Collected data:
begin
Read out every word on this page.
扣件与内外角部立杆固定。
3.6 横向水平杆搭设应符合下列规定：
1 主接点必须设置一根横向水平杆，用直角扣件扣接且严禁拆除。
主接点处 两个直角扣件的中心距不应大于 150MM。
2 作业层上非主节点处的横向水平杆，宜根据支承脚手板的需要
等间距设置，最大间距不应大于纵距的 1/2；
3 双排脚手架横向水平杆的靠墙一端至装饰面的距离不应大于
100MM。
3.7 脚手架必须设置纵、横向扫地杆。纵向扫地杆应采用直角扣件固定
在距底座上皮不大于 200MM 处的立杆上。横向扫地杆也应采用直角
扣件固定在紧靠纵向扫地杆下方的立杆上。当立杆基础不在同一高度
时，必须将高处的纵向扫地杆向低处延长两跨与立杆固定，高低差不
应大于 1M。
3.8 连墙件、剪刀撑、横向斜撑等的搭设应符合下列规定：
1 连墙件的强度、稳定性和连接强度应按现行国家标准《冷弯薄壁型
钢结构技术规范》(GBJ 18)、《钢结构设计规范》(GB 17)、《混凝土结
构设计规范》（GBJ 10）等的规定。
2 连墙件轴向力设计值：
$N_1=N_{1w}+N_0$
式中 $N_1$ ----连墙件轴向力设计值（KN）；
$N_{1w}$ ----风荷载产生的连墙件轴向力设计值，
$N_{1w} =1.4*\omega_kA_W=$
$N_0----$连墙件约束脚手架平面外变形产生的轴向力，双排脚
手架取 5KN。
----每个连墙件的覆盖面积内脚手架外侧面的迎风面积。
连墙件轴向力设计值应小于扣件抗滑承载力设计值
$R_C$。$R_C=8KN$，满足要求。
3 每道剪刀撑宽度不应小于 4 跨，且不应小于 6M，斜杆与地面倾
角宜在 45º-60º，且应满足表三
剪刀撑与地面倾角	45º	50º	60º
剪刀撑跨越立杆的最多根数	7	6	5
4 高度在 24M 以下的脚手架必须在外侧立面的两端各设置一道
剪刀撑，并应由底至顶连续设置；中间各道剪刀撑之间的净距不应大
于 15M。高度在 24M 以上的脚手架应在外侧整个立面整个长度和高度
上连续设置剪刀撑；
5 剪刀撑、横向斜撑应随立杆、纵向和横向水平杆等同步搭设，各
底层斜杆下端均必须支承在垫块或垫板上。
end
**Requirement**: Send back every record, precisely as written.

**The answer**:
Read out every word on this page.
扣件与内外角部立杆固定。
3.6 横向水平杆搭设应符合下列规定：
1 主接点必须设置一根横向水平杆，用直角扣件扣接且严禁拆除。
主接点处 两个直角扣件的中心距不应大于 150MM。
2 作业层上非主节点处的横向水平杆，宜根据支承脚手板的需要
等间距设置，最大间距不应大于纵距的 1/2；
3 双排脚手架横向水平杆的靠墙一端至装饰面的距离不应大于
100MM。
3.7 脚手架必须设置纵、横向扫地杆。纵向扫地杆应采用直角扣件固定
在距底座上皮不大于 200MM 处的立杆上。横向扫地杆也应采用直角
扣件固定在紧靠纵向扫地杆下方的立杆上。当立杆基础不在同一高度
时，必须将高处的纵向扫地杆向低处延长两跨与立杆固定，高低差不
应大于 1M。
3.8 连墙件、剪刀撑、横向斜撑等的搭设应符合下列规定：
1 连墙件的强度、稳定性和连接强度应按现行国家标准《冷弯薄壁型
钢结构技术规范》(GBJ 18)、《钢结构设计规范》(GB 17)、《混凝土结
构设计规范》（GBJ 10）等的规定。
2 连墙件轴向力设计值：
$N_1=N_{1w}+N_0$
式中 $N_1$ ----连墙件轴向力设计值（KN）；
$N_{1w}$ ----风荷载产生的连墙件轴向力设计值，
$N_{1w} =1.4*\omega_kA_W=$
$N_0----$连墙件约束脚手架平面外变形产生的轴向力，双排脚
手架取 5KN。
----每个连墙件的覆盖面积内脚手架外侧面的迎风面积。
连墙件轴向力设计值应小于扣件抗滑承载力设计值
$R_C$。$R_C=8KN$，满足要求。
3 每道剪刀撑宽度不应小于 4 跨，且不应小于 6M，斜杆与地面倾
角宜在 45º-60º，且应满足表三
剪刀撑与地面倾角	45º	50º	60º
剪刀撑跨越立杆的最多根数	7	6	5
4 高度在 24M 以下的脚手架必须在外侧立面的两端各设置一道
剪刀撑，并应由底至顶连续设置；中间各道剪刀撑之间的净距不应大
于 15M。高度在 24M 以上的脚手架应在外侧整个立面整个长度和高度
上连续设置剪刀撑；
5 剪刀撑、横向斜撑应随立杆、纵向和横向水平杆等同步搭设，各
底层斜杆下端均必须支承在垫块或垫板上。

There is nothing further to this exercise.